• INPUT ROWS:
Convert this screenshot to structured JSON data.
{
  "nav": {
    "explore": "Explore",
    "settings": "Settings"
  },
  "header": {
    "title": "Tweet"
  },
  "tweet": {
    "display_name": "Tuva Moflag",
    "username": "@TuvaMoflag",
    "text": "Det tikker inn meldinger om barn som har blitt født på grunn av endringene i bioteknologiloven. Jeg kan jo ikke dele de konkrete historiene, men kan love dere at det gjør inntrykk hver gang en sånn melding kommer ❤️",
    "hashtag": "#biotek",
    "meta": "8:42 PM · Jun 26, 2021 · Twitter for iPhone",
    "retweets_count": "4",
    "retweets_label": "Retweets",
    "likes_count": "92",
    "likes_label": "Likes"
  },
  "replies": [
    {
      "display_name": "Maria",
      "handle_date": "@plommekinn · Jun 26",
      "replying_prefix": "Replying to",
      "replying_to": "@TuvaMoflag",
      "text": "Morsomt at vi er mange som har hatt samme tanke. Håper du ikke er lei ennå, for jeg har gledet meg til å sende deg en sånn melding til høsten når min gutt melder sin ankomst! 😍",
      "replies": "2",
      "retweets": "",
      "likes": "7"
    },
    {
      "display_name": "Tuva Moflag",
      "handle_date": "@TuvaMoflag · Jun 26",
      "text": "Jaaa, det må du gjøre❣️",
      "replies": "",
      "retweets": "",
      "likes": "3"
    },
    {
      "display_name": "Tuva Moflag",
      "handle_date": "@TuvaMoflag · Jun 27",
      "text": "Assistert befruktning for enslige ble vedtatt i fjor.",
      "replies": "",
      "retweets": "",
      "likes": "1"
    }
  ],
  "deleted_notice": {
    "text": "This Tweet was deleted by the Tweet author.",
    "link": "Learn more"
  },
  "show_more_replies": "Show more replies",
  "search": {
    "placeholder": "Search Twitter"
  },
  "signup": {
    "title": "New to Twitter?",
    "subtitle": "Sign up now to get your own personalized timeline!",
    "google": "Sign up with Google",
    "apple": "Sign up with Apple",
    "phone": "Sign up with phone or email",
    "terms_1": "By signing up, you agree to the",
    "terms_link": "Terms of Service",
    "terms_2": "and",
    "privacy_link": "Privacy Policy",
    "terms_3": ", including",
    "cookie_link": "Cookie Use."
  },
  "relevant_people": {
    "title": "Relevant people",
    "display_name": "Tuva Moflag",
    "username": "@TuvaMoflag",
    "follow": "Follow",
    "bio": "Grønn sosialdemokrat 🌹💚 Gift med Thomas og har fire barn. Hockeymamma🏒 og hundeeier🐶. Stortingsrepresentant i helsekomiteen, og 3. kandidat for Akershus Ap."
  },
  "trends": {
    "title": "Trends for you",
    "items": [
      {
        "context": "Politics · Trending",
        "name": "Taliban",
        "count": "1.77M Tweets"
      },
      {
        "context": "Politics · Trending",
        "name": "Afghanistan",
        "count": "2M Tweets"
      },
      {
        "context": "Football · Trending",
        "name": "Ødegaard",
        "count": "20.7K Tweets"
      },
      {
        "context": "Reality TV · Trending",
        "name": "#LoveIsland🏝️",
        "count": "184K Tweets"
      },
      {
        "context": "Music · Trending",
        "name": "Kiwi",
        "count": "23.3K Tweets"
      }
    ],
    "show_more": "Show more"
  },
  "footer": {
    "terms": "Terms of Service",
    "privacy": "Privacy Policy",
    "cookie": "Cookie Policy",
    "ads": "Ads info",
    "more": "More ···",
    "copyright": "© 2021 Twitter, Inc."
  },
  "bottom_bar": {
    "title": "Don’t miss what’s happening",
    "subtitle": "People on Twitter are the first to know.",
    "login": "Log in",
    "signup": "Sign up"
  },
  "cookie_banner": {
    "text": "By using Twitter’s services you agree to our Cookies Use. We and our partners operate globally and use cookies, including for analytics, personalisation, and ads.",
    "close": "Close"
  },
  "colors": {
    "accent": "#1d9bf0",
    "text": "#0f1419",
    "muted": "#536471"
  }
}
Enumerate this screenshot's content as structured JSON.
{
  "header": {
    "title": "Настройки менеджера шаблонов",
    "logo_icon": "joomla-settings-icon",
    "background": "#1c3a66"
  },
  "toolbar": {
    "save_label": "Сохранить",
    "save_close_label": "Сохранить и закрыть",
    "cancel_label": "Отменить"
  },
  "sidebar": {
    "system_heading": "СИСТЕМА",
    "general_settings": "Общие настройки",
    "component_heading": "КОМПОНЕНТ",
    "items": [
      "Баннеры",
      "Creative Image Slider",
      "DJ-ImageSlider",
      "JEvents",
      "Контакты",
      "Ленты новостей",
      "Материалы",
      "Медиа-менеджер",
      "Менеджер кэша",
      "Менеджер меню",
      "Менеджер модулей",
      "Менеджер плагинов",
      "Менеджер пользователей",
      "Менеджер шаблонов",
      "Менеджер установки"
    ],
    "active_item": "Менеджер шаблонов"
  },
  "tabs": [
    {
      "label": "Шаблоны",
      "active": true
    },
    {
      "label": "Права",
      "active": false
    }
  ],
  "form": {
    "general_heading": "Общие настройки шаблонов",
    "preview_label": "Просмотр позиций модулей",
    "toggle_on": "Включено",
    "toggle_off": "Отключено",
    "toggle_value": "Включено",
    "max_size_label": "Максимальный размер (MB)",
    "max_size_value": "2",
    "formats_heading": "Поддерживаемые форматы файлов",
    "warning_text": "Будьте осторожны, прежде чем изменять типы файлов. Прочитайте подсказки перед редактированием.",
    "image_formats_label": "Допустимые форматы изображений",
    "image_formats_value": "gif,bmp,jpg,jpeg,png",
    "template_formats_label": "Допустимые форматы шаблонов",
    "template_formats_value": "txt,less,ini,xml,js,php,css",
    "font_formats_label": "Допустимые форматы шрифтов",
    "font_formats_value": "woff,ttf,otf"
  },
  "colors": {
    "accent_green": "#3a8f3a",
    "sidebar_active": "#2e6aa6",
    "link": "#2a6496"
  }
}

• TASK DESCRIPTION: Repeat the records above exactly.

• FINISHED EXERCISE:
Convert this screenshot to structured JSON data.
{
  "nav": {
    "explore": "Explore",
    "settings": "Settings"
  },
  "header": {
    "title": "Tweet"
  },
  "tweet": {
    "display_name": "Tuva Moflag",
    "username": "@TuvaMoflag",
    "text": "Det tikker inn meldinger om barn som har blitt født på grunn av endringene i bioteknologiloven. Jeg kan jo ikke dele de konkrete historiene, men kan love dere at det gjør inntrykk hver gang en sånn melding kommer ❤️",
    "hashtag": "#biotek",
    "meta": "8:42 PM · Jun 26, 2021 · Twitter for iPhone",
    "retweets_count": "4",
    "retweets_label": "Retweets",
    "likes_count": "92",
    "likes_label": "Likes"
  },
  "replies": [
    {
      "display_name": "Maria",
      "handle_date": "@plommekinn · Jun 26",
      "replying_prefix": "Replying to",
      "replying_to": "@TuvaMoflag",
      "text": "Morsomt at vi er mange som har hatt samme tanke. Håper du ikke er lei ennå, for jeg har gledet meg til å sende deg en sånn melding til høsten når min gutt melder sin ankomst! 😍",
      "replies": "2",
      "retweets": "",
      "likes": "7"
    },
    {
      "display_name": "Tuva Moflag",
      "handle_date": "@TuvaMoflag · Jun 26",
      "text": "Jaaa, det må du gjøre❣️",
      "replies": "",
      "retweets": "",
      "likes": "3"
    },
    {
      "display_name": "Tuva Moflag",
      "handle_date": "@TuvaMoflag · Jun 27",
      "text": "Assistert befruktning for enslige ble vedtatt i fjor.",
      "replies": "",
      "retweets": "",
      "likes": "1"
    }
  ],
  "deleted_notice": {
    "text": "This Tweet was deleted by the Tweet author.",
    "link": "Learn more"
  },
  "show_more_replies": "Show more replies",
  "search": {
    "placeholder": "Search Twitter"
  },
  "signup": {
    "title": "New to Twitter?",
    "subtitle": "Sign up now to get your own personalized timeline!",
    "google": "Sign up with Google",
    "apple": "Sign up with Apple",
    "phone": "Sign up with phone or email",
    "terms_1": "By signing up, you agree to the",
    "terms_link": "Terms of Service",
    "terms_2": "and",
    "privacy_link": "Privacy Policy",
    "terms_3": ", including",
    "cookie_link": "Cookie Use."
  },
  "relevant_people": {
    "title": "Relevant people",
    "display_name": "Tuva Moflag",
    "username": "@TuvaMoflag",
    "follow": "Follow",
    "bio": "Grønn sosialdemokrat 🌹💚 Gift med Thomas og har fire barn. Hockeymamma🏒 og hundeeier🐶. Stortingsrepresentant i helsekomiteen, og 3. kandidat for Akershus Ap."
  },
  "trends": {
    "title": "Trends for you",
    "items": [
      {
        "context": "Politics · Trending",
        "name": "Taliban",
        "count": "1.77M Tweets"
      },
      {
        "context": "Politics · Trending",
        "name": "Afghanistan",
        "count": "2M Tweets"
      },
      {
        "context": "Football · Trending",
        "name": "Ødegaard",
        "count": "20.7K Tweets"
      },
      {
        "context": "Reality TV · Trending",
        "name": "#LoveIsland🏝️",
        "count": "184K Tweets"
      },
      {
        "context": "Music · Trending",
        "name": "Kiwi",
        "count": "23.3K Tweets"
      }
    ],
    "show_more": "Show more"
  },
  "footer": {
    "terms": "Terms of Service",
    "privacy": "Privacy Policy",
    "cookie": "Cookie Policy",
    "ads": "Ads info",
    "more": "More ···",
    "copyright": "© 2021 Twitter, Inc."
  },
  "bottom_bar": {
    "title": "Don’t miss what’s happening",
    "subtitle": "People on Twitter are the first to know.",
    "login": "Log in",
    "signup": "Sign up"
  },
  "cookie_banner": {
    "text": "By using Twitter’s services you agree to our Cookies Use. We and our partners operate globally and use cookies, including for analytics, personalisation, and ads.",
    "close": "Close"
  },
  "colors": {
    "accent": "#1d9bf0",
    "text": "#0f1419",
    "muted": "#536471"
  }
}
Enumerate this screenshot's content as structured JSON.
{
  "header": {
    "title": "Настройки менеджера шаблонов",
    "logo_icon": "joomla-settings-icon",
    "background": "#1c3a66"
  },
  "toolbar": {
    "save_label": "Сохранить",
    "save_close_label": "Сохранить и закрыть",
    "cancel_label": "Отменить"
  },
  "sidebar": {
    "system_heading": "СИСТЕМА",
    "general_settings": "Общие настройки",
    "component_heading": "КОМПОНЕНТ",
    "items": [
      "Баннеры",
      "Creative Image Slider",
      "DJ-ImageSlider",
      "JEvents",
      "Контакты",
      "Ленты новостей",
      "Материалы",
      "Медиа-менеджер",
      "Менеджер кэша",
      "Менеджер меню",
      "Менеджер модулей",
      "Менеджер плагинов",
      "Менеджер пользователей",
      "Менеджер шаблонов",
      "Менеджер установки"
    ],
    "active_item": "Менеджер шаблонов"
  },
  "tabs": [
    {
      "label": "Шаблоны",
      "active": true
    },
    {
      "label": "Права",
      "active": false
    }
  ],
  "form": {
    "general_heading": "Общие настройки шаблонов",
    "preview_label": "Просмотр позиций модулей",
    "toggle_on": "Включено",
    "toggle_off": "Отключено",
    "toggle_value": "Включено",
    "max_size_label": "Максимальный размер (MB)",
    "max_size_value": "2",
    "formats_heading": "Поддерживаемые форматы файлов",
    "warning_text": "Будьте осторожны, прежде чем изменять типы файлов. Прочитайте подсказки перед редактированием.",
    "image_formats_label": "Допустимые форматы изображений",
    "image_formats_value": "gif,bmp,jpg,jpeg,png",
    "template_formats_label": "Допустимые форматы шаблонов",
    "template_formats_value": "txt,less,ini,xml,js,php,css",
    "font_formats_label": "Допустимые форматы шрифтов",
    "font_formats_value": "woff,ttf,otf"
  },
  "colors": {
    "accent_green": "#3a8f3a",
    "sidebar_active": "#2e6aa6",
    "link": "#2a6496"
  }
}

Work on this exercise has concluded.